[Dataset listings of figures]
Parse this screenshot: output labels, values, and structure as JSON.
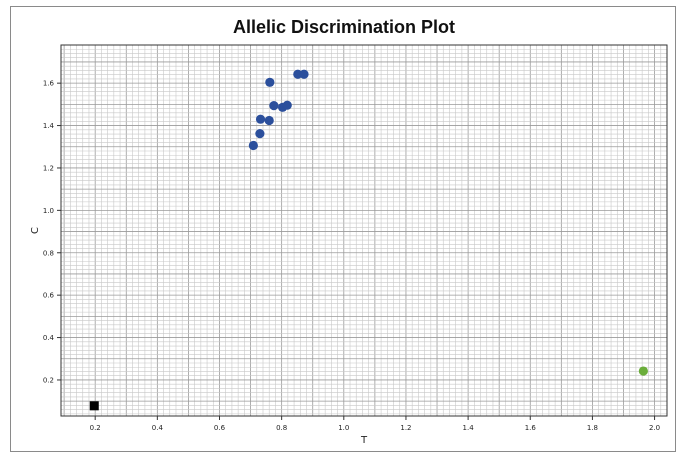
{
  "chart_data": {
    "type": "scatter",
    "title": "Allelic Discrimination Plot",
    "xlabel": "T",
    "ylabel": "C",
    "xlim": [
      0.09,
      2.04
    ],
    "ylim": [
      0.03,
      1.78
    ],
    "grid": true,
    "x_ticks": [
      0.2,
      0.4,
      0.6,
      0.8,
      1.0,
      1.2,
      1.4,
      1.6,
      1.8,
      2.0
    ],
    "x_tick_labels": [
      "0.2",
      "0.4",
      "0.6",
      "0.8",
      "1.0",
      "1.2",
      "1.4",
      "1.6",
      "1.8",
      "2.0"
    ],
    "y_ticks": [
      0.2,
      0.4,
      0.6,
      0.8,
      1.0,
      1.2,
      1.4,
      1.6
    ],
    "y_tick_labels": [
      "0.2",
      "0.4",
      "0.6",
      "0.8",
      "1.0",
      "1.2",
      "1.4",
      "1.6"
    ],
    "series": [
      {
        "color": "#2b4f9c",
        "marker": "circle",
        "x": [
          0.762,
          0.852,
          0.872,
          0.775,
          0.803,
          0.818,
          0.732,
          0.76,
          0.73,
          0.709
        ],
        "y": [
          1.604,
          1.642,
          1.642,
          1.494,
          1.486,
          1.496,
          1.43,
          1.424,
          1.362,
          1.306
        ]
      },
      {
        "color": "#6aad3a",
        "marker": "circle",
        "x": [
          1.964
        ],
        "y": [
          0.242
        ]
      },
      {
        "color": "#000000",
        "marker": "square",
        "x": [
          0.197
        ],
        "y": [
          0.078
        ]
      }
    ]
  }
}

==

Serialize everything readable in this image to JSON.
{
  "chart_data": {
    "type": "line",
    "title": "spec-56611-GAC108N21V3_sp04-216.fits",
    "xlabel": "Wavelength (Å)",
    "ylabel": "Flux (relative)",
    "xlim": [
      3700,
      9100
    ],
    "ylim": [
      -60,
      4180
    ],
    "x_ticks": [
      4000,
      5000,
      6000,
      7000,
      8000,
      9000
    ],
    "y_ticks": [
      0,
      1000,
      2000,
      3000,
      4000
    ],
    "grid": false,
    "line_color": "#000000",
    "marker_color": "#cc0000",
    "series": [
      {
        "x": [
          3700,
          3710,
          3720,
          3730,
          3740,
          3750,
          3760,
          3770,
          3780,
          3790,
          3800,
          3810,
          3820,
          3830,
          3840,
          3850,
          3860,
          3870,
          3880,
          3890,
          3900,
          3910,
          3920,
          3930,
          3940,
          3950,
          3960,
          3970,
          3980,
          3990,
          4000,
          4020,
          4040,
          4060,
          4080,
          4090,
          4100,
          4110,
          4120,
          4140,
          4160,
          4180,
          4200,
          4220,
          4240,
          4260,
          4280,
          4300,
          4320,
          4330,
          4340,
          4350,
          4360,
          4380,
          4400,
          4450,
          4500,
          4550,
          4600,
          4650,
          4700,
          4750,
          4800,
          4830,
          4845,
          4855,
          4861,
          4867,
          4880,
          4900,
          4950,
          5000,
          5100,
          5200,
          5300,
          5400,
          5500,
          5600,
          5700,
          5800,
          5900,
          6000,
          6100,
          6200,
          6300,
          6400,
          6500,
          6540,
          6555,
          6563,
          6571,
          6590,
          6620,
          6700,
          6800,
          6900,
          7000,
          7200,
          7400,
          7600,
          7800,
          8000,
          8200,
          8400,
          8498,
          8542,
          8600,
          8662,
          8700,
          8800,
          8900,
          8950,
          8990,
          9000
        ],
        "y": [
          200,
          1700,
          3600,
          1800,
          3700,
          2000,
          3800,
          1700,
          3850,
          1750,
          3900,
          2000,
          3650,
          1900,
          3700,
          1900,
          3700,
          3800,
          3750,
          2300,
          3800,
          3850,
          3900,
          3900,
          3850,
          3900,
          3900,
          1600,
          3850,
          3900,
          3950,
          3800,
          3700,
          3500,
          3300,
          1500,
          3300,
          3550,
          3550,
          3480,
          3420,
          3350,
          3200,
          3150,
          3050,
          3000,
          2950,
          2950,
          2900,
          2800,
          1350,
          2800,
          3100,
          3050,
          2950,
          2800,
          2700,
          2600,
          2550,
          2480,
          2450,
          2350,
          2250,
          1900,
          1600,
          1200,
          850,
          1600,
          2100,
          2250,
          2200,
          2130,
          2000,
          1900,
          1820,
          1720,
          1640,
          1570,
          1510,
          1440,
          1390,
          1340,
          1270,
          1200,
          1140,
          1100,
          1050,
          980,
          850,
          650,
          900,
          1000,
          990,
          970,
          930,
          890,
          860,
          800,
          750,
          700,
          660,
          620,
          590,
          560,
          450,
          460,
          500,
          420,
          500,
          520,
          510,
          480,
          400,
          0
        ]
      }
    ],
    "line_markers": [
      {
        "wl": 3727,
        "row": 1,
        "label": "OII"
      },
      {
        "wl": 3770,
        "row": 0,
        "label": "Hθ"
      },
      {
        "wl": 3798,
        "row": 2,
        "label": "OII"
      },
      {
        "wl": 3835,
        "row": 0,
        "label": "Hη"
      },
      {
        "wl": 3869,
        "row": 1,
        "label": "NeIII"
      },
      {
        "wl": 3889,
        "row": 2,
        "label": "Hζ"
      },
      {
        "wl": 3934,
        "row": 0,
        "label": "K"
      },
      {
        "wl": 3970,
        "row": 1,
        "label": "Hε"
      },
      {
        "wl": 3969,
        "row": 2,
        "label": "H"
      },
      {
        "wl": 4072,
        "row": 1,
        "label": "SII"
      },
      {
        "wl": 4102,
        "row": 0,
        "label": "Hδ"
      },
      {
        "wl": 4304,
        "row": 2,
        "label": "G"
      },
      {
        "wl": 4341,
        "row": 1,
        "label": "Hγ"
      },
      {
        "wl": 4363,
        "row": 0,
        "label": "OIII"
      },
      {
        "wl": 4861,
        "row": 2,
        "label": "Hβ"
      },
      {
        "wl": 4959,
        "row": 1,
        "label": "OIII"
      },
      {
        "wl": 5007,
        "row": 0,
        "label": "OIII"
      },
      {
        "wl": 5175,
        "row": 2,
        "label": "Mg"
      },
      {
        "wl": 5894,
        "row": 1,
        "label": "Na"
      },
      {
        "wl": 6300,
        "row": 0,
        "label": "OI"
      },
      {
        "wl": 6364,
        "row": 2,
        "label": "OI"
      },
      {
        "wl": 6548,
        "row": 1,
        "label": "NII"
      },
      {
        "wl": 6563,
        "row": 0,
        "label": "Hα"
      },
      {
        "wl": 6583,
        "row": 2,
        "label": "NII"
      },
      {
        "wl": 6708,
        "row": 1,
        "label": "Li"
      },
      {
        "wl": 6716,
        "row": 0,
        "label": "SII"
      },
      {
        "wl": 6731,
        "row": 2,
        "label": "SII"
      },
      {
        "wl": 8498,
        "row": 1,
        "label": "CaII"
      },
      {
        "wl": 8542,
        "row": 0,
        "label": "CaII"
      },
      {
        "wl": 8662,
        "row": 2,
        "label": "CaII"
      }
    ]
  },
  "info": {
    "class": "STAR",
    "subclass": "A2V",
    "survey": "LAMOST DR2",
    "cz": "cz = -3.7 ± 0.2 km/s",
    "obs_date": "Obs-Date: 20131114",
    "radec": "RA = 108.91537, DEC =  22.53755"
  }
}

◆ **Problem to work on**
Above are the records. Copy every line in them holding "title".

◆ **Written answer**
    "title": "Allelic Discrimination Plot",
    "title": "spec-56611-GAC108N21V3_sp04-216.fits",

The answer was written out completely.